- **What needs to be done**:
Restate the data below word for word. Skip any images it contains.
───── Input material
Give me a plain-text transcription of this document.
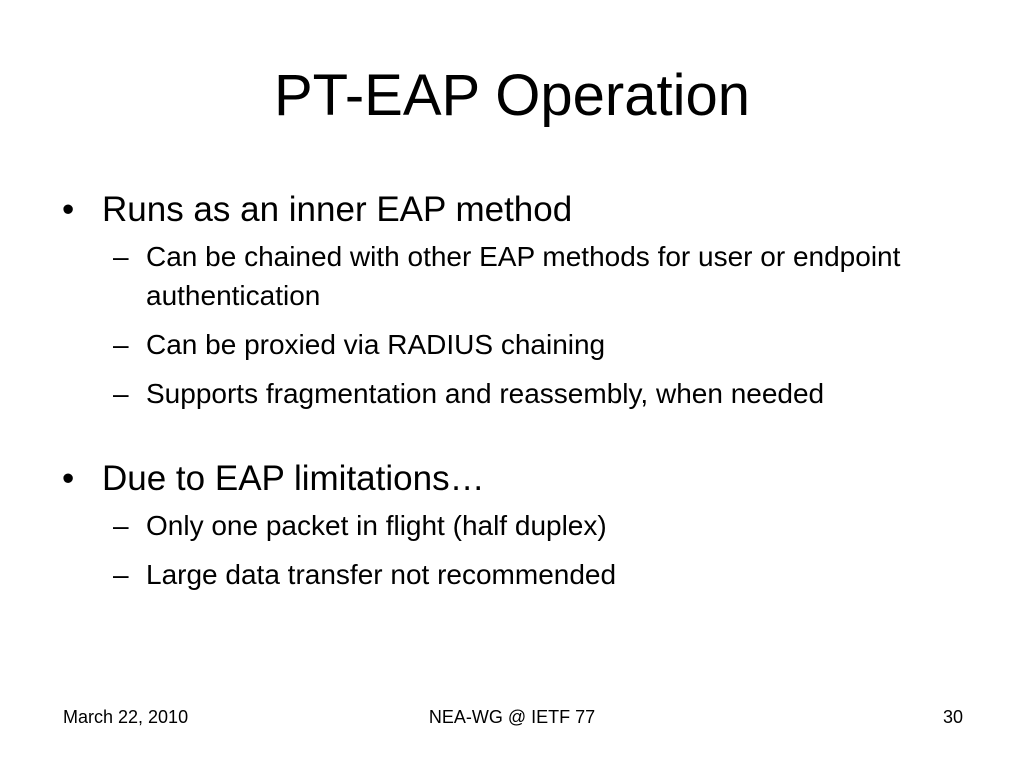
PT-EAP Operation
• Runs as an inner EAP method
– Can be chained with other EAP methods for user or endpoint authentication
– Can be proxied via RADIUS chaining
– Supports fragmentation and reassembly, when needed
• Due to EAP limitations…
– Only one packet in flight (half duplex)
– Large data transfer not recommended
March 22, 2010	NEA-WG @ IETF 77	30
──────────
- **Correct result**:
Give me a plain-text transcription of this document.
PT-EAP Operation
• Runs as an inner EAP method
– Can be chained with other EAP methods for user or endpoint authentication
– Can be proxied via RADIUS chaining
– Supports fragmentation and reassembly, when needed
• Due to EAP limitations…
– Only one packet in flight (half duplex)
– Large data transfer not recommended
March 22, 2010	NEA-WG @ IETF 77	30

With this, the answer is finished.